## Direction
Show each line from the listing that includes the word "name".

Some records
*****

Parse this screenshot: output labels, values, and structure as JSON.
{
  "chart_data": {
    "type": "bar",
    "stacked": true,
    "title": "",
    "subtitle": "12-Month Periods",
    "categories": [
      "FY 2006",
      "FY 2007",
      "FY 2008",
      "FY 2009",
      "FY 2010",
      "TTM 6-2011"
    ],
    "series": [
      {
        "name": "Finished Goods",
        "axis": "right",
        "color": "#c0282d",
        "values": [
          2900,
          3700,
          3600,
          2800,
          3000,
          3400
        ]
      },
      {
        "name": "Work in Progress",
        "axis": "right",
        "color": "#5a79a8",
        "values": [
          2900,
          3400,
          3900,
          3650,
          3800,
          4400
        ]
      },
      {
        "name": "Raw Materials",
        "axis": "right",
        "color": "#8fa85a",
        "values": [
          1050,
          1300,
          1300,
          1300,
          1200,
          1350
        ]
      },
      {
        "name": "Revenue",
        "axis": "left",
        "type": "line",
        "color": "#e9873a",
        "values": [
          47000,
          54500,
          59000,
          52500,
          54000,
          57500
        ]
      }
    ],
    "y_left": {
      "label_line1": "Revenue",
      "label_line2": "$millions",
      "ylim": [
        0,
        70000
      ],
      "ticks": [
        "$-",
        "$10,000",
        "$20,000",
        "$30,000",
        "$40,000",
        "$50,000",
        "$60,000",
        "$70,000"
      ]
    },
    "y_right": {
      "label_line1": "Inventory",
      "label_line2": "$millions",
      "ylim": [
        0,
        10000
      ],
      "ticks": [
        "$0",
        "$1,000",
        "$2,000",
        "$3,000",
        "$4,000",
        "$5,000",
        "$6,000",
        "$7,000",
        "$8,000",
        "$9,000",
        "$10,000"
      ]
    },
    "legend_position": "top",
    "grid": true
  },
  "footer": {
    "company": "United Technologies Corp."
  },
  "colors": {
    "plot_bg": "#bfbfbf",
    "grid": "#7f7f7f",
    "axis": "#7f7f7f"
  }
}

*****

## In response
        "name": "Finished Goods",
        "name": "Work in Progress",
        "name": "Raw Materials",
        "name": "Revenue",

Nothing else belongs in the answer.